• [PROVIDED ENTRIES]:
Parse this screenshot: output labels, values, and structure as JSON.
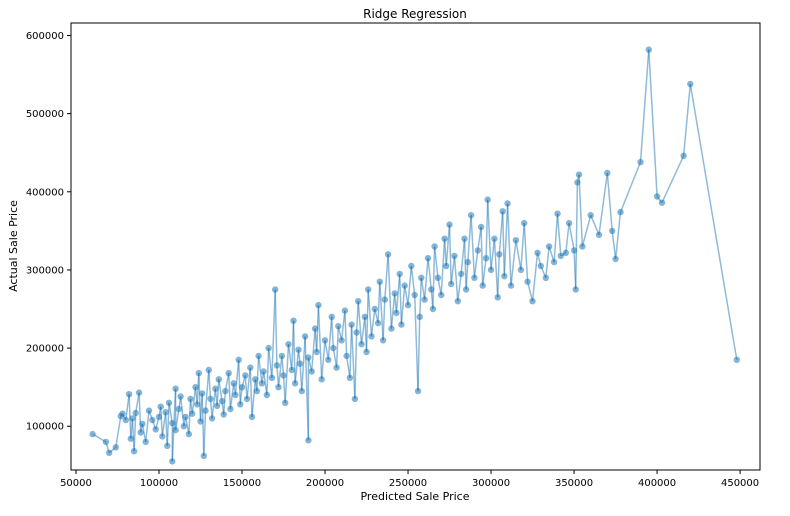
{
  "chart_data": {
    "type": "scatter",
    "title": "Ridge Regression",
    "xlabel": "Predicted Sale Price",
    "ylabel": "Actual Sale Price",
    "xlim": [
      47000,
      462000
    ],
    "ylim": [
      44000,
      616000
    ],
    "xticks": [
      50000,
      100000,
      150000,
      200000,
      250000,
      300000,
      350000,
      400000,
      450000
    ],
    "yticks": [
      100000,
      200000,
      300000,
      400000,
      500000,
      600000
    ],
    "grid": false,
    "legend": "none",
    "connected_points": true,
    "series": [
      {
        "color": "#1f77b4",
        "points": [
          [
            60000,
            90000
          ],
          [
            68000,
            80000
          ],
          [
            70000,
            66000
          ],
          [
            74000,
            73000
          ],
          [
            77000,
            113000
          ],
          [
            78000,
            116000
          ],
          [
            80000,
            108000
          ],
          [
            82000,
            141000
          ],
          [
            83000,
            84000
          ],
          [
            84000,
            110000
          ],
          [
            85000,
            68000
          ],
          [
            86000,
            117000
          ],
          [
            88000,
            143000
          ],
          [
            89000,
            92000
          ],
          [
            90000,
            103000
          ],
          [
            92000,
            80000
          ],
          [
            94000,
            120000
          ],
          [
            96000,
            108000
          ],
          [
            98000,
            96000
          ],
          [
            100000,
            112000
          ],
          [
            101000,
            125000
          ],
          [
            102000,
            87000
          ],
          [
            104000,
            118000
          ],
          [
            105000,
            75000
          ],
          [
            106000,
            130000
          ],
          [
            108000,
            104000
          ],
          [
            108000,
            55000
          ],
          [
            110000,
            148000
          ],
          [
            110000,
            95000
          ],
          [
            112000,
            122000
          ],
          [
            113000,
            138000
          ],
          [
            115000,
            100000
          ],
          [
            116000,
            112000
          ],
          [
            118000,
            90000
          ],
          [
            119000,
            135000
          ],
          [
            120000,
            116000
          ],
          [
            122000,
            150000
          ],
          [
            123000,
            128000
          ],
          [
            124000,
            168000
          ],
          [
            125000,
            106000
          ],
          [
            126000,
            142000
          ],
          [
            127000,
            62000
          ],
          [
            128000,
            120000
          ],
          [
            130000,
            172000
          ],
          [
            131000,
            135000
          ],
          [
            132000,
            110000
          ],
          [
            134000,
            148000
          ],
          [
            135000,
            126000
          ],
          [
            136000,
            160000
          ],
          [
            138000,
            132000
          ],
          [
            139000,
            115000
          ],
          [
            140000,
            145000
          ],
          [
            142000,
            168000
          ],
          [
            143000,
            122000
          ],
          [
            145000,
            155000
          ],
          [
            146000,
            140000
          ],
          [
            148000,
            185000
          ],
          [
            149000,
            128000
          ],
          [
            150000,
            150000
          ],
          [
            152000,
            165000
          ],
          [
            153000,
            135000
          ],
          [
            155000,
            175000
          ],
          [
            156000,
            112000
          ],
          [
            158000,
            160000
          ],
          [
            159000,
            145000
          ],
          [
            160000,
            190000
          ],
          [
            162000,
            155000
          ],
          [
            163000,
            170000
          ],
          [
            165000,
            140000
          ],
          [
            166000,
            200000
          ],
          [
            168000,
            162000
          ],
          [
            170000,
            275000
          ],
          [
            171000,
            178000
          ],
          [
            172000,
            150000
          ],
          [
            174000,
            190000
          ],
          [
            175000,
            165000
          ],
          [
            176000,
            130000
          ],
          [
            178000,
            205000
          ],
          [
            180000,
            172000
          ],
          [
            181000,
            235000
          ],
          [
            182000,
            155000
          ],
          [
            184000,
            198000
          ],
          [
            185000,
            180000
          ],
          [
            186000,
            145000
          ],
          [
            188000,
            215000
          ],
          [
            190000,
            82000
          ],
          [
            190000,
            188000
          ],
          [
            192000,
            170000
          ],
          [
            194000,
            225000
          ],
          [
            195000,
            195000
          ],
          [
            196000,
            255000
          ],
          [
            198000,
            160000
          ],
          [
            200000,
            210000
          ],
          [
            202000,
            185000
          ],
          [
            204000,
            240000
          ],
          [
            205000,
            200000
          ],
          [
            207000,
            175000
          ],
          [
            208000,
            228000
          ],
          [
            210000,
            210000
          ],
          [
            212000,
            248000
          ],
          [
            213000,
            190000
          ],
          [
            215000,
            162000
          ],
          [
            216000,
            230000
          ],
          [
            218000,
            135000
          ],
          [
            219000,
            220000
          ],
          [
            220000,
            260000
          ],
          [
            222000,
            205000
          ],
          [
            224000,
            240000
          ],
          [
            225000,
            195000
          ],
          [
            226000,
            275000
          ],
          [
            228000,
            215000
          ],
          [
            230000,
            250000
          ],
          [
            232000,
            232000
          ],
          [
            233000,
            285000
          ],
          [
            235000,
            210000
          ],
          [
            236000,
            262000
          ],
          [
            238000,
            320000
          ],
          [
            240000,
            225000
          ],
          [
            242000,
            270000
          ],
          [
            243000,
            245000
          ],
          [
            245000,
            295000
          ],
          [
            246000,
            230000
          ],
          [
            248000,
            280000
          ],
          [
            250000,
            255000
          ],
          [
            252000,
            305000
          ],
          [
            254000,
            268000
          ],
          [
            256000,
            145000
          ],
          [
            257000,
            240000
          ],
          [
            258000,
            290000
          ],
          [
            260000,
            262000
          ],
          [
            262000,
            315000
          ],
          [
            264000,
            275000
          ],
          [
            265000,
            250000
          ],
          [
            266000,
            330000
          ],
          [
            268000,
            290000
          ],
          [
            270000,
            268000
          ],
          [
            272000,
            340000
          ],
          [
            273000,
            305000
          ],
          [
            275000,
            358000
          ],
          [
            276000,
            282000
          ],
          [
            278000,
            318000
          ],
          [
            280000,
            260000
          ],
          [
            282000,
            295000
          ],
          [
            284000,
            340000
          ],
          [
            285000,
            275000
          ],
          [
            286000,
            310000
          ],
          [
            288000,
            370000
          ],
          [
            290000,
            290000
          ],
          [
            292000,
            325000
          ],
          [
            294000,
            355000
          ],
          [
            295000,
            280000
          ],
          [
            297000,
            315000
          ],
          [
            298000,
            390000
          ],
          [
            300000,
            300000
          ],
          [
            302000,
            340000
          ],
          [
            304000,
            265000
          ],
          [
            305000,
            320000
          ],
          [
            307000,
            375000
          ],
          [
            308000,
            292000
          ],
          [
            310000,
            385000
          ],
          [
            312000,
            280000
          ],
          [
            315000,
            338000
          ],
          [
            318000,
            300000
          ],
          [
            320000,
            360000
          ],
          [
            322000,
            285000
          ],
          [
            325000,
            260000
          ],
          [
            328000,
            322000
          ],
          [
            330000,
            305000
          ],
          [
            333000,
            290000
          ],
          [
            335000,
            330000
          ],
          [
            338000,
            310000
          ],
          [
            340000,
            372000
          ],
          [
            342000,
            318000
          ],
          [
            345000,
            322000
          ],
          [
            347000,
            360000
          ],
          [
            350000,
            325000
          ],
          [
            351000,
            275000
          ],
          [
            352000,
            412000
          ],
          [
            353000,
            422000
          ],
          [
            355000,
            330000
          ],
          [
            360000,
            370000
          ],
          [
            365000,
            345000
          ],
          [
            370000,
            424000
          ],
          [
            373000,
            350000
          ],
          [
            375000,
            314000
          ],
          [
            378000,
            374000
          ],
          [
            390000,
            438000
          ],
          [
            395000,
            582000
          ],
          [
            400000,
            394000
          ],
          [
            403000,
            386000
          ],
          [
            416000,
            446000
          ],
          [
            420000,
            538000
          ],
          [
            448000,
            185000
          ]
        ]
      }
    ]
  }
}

• [STATED TASK]:
Show all lines from the listing above in which "Price" appears.

• [CORRECT ANSWER]:
    "xlabel": "Predicted Sale Price",
    "ylabel": "Actual Sale Price",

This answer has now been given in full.